» Problem description:
Pull out every line in the data that has the string "code" in it.

» Exercise materials:
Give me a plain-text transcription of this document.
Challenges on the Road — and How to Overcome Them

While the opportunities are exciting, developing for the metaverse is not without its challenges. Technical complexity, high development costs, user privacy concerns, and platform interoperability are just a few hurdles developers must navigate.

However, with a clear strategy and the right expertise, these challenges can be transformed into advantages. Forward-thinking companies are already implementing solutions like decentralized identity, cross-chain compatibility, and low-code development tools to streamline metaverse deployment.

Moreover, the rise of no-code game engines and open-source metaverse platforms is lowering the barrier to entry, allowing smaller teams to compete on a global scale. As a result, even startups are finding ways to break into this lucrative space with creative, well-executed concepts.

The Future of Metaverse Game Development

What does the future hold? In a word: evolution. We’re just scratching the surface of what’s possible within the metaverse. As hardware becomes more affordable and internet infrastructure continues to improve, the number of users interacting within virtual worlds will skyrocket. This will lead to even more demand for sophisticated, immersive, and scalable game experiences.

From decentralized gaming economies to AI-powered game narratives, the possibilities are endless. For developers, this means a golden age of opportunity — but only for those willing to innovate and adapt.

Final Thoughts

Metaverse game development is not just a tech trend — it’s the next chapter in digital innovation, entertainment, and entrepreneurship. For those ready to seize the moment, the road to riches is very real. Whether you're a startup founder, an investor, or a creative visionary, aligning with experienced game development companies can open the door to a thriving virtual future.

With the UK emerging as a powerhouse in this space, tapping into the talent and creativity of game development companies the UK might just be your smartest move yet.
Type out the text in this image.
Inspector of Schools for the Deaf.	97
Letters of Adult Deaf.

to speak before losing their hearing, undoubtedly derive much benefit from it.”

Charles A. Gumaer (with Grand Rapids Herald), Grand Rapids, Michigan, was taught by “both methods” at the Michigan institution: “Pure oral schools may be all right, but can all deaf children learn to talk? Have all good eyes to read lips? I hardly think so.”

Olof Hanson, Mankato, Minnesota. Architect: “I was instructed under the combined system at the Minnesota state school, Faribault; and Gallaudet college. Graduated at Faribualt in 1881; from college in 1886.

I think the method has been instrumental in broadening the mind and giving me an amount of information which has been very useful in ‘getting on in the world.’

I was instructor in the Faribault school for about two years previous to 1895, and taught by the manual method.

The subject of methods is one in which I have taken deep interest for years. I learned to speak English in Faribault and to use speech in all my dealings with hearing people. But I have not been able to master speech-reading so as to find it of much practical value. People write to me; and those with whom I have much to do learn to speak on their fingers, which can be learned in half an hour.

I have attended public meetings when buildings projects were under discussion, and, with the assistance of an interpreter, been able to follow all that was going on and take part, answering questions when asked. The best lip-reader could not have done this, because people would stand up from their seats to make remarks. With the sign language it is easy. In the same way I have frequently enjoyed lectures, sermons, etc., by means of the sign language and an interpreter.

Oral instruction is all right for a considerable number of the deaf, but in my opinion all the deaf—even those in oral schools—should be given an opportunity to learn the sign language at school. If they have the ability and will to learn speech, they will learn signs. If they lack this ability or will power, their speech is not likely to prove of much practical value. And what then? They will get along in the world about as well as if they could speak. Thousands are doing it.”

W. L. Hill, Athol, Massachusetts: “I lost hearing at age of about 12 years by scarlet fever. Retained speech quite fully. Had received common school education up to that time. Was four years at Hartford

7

» Finished task:
However, with a clear strategy and the right expertise, these challenges can be transformed into advantages. Forward-thinking companies are already implementing solutions like decentralized identity, cross-chain compatibility, and low-code development tools to streamline metaverse deployment.
Moreover, the rise of no-code game engines and open-source metaverse platforms is lowering the barrier to entry, allowing smaller teams to compete on a global scale. As a result, even startups are finding ways to break into this lucrative space with creative, well-executed concepts.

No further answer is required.